Dataset rows
== == ==

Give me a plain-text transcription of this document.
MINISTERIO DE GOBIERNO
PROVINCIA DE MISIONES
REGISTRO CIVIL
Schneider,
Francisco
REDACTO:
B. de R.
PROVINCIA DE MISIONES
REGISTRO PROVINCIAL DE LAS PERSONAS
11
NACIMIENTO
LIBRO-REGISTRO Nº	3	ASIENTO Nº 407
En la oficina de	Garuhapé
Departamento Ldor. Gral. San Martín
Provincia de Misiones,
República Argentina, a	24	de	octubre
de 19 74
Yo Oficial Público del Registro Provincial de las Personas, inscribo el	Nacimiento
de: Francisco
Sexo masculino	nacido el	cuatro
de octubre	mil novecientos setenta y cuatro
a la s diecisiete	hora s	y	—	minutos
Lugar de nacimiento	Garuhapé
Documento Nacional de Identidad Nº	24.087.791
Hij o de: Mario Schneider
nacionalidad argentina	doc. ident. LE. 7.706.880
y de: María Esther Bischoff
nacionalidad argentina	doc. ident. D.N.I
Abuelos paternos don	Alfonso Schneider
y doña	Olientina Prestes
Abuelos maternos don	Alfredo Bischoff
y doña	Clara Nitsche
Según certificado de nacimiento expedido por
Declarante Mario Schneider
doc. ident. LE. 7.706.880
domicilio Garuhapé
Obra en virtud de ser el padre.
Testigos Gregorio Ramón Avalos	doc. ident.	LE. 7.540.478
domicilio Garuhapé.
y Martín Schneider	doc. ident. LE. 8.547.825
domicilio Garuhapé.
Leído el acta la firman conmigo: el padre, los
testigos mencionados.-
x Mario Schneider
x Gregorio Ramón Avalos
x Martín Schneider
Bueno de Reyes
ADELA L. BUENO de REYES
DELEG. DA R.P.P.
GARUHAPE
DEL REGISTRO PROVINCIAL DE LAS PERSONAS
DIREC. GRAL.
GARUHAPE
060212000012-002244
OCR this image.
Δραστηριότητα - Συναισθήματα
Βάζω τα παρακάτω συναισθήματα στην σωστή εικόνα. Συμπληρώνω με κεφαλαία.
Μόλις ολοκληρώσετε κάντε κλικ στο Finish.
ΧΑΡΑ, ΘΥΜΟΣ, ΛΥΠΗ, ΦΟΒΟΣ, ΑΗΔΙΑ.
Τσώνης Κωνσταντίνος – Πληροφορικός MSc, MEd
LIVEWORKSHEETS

== == ==

Transcribe exactly, and only, the lines from the one bearing "OCR this image." through the last line of the entries, counting both.

OCR this image.
Δραστηριότητα - Συναισθήματα
Βάζω τα παρακάτω συναισθήματα στην σωστή εικόνα. Συμπληρώνω με κεφαλαία.
Μόλις ολοκληρώσετε κάντε κλικ στο Finish.
ΧΑΡΑ, ΘΥΜΟΣ, ΛΥΠΗ, ΦΟΒΟΣ, ΑΗΔΙΑ.
Τσώνης Κωνσταντίνος – Πληροφορικός MSc, MEd
LIVEWORKSHEETS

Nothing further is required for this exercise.